> Exercise directions: Would you pull out every line of the material that contains the string "text"?

> Records for this task:
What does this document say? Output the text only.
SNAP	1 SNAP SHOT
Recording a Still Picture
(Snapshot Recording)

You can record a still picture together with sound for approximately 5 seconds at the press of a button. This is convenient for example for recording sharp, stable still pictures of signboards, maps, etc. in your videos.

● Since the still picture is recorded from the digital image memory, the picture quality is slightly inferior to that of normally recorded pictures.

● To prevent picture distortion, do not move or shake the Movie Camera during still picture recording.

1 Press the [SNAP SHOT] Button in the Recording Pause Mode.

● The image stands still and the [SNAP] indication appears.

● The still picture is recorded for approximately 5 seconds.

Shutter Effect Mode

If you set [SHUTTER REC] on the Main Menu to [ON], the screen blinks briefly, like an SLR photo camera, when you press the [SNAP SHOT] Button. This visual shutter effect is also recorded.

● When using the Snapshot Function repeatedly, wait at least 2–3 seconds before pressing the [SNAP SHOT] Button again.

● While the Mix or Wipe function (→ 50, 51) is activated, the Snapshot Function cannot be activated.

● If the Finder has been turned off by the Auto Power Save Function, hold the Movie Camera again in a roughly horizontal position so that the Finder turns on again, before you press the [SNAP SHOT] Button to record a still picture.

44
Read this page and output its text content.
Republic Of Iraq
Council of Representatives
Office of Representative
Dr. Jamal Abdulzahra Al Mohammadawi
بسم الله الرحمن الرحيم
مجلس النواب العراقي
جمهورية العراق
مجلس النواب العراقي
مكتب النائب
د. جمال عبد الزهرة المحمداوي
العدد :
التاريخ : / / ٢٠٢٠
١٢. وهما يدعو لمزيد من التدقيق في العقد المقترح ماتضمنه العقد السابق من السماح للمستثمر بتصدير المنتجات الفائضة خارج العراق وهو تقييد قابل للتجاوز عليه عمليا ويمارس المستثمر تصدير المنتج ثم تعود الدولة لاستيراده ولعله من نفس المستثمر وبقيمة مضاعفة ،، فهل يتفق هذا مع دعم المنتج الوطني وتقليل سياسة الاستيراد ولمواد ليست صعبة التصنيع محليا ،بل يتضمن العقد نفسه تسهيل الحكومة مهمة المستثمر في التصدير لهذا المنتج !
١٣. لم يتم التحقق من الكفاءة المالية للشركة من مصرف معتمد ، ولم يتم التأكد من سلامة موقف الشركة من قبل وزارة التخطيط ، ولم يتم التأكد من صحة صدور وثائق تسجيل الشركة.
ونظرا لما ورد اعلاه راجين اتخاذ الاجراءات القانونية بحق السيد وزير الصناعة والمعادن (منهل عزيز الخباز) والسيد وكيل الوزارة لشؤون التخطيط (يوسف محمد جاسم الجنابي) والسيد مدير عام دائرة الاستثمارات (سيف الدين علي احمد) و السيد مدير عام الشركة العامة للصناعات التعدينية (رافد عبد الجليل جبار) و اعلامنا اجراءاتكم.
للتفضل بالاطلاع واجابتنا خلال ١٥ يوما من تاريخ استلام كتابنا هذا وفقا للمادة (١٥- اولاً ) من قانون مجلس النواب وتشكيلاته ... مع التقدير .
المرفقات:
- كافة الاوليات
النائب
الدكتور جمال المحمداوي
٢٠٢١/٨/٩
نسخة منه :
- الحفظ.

> Exercise solution:
What does this document say? Output the text only.
Read this page and output its text content.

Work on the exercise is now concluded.